What is required —
Which lines hold the word "with"? Copy each of them from the material.

Extracted data entries:
•••

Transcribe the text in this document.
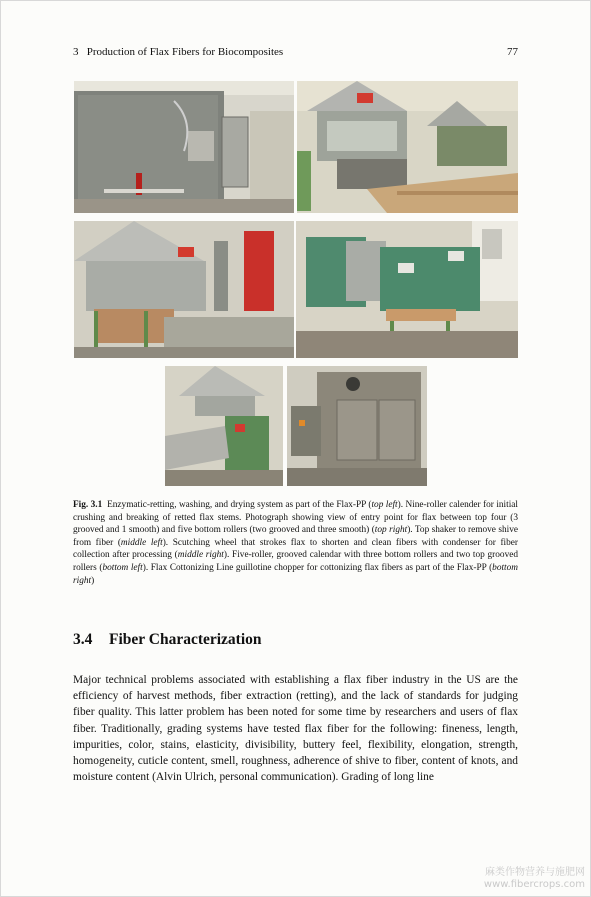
3   Production of Flax Fibers for Biocomposites	77
Fig. 3.1 Enzymatic-retting, washing, and drying system as part of the Flax-PP (top left). Nine-roller calender for initial crushing and breaking of retted flax stems. Photograph showing view of entry point for flax between top four (3 grooved and 1 smooth) and five bottom rollers (two grooved and three smooth) (top right). Top shaker to remove shive from fiber (middle left). Scutching wheel that strokes flax to shorten and clean fibers with condenser for fiber collection after processing (middle right). Five-roller, grooved calendar with three bottom rollers and two top grooved rollers (bottom left). Flax Cottonizing Line guillotine chopper for cottonizing flax fibers as part of the Flax-PP (bottom right)
3.4 Fiber Characterization
Major technical problems associated with establishing a flax fiber industry in the US are the efficiency of harvest methods, fiber extraction (retting), and the lack of standards for judging fiber quality. This latter problem has been noted for some time by researchers and users of flax fiber. Traditionally, grading systems have tested flax fiber for the following: fineness, length, impurities, color, stains, elasticity, divisibility, buttery feel, flexibility, elongation, strength, homogeneity, cuticle content, smell, roughness, adherence of shive to fiber, content of knots, and moisture content (Alvin Ulrich, personal communication). Grading of long line
麻类作物营养与施肥网
www.fibercrops.com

•••

Answer in full —
Fig. 3.1 Enzymatic-retting, washing, and drying system as part of the Flax-PP (top left). Nine-roller calender for initial crushing and breaking of retted flax stems. Photograph showing view of entry point for flax between top four (3 grooved and 1 smooth) and five bottom rollers (two grooved and three smooth) (top right). Top shaker to remove shive from fiber (middle left). Scutching wheel that strokes flax to shorten and clean fibers with condenser for fiber collection after processing (middle right). Five-roller, grooved calendar with three bottom rollers and two top grooved rollers (bottom left). Flax Cottonizing Line guillotine chopper for cottonizing flax fibers as part of the Flax-PP (bottom right)
Major technical problems associated with establishing a flax fiber industry in the US are the efficiency of harvest methods, fiber extraction (retting), and the lack of standards for judging fiber quality. This latter problem has been noted for some time by researchers and users of flax fiber. Traditionally, grading systems have tested flax fiber for the following: fineness, length, impurities, color, stains, elasticity, divisibility, buttery feel, flexibility, elongation, strength, homogeneity, cuticle content, smell, roughness, adherence of shive to fiber, content of knots, and moisture content (Alvin Ulrich, personal communication). Grading of long line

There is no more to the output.